▶ [WHAT YOU SHOULD DO]
Select every line holding the word "locker" and copy it.
** START OF EXCERPTED DATA **
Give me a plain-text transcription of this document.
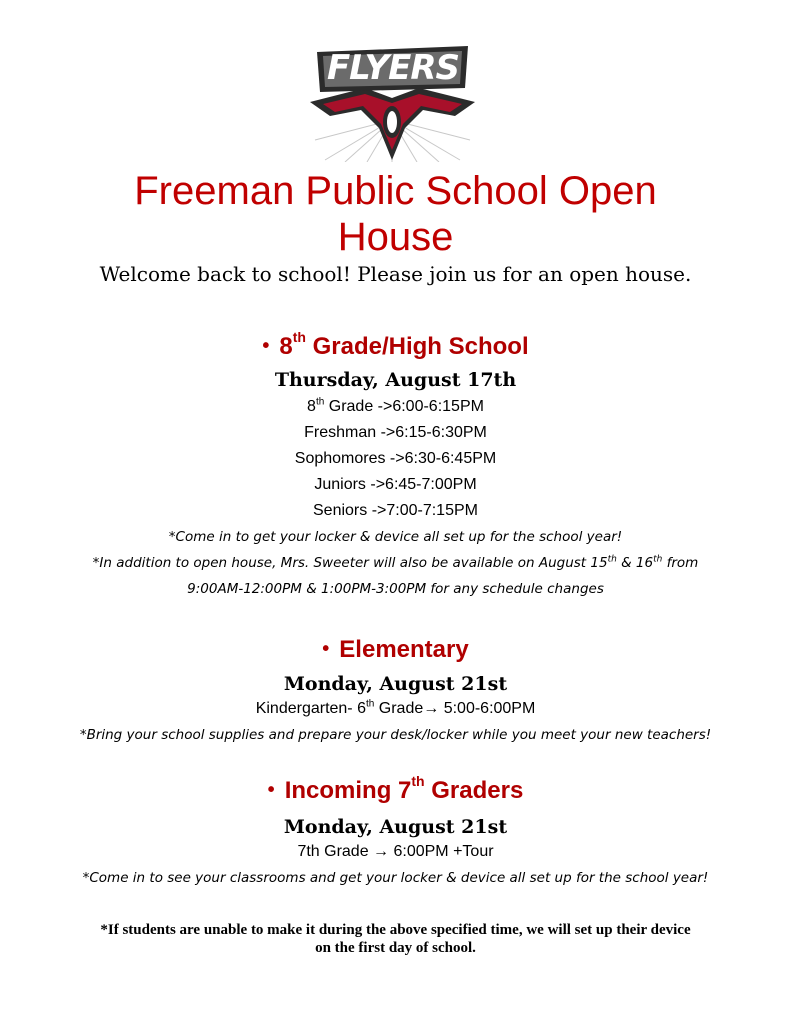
FLYERS
Freeman Public School Open
House
Welcome back to school! Please join us for an open house.
• 8th Grade/High School
Thursday, August 17th
8th Grade ->6:00-6:15PM
Freshman ->6:15-6:30PM
Sophomores ->6:30-6:45PM
Juniors ->6:45-7:00PM
Seniors ->7:00-7:15PM
*Come in to get your locker & device all set up for the school year!
*In addition to open house, Mrs. Sweeter will also be available on August 15th & 16th from
9:00AM-12:00PM & 1:00PM-3:00PM for any schedule changes
• Elementary
Monday, August 21st
Kindergarten- 6th Grade→ 5:00-6:00PM
*Bring your school supplies and prepare your desk/locker while you meet your new teachers!
• Incoming 7th Graders
Monday, August 21st
7th Grade → 6:00PM +Tour
*Come in to see your classrooms and get your locker & device all set up for the school year!
*If students are unable to make it during the above specified time, we will set up their device
on the first day of school.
** END OF EXCERPTED DATA **
▶ [EXPECTED ANSWER]
*Come in to get your locker & device all set up for the school year!
*Bring your school supplies and prepare your desk/locker while you meet your new teachers!
*Come in to see your classrooms and get your locker & device all set up for the school year!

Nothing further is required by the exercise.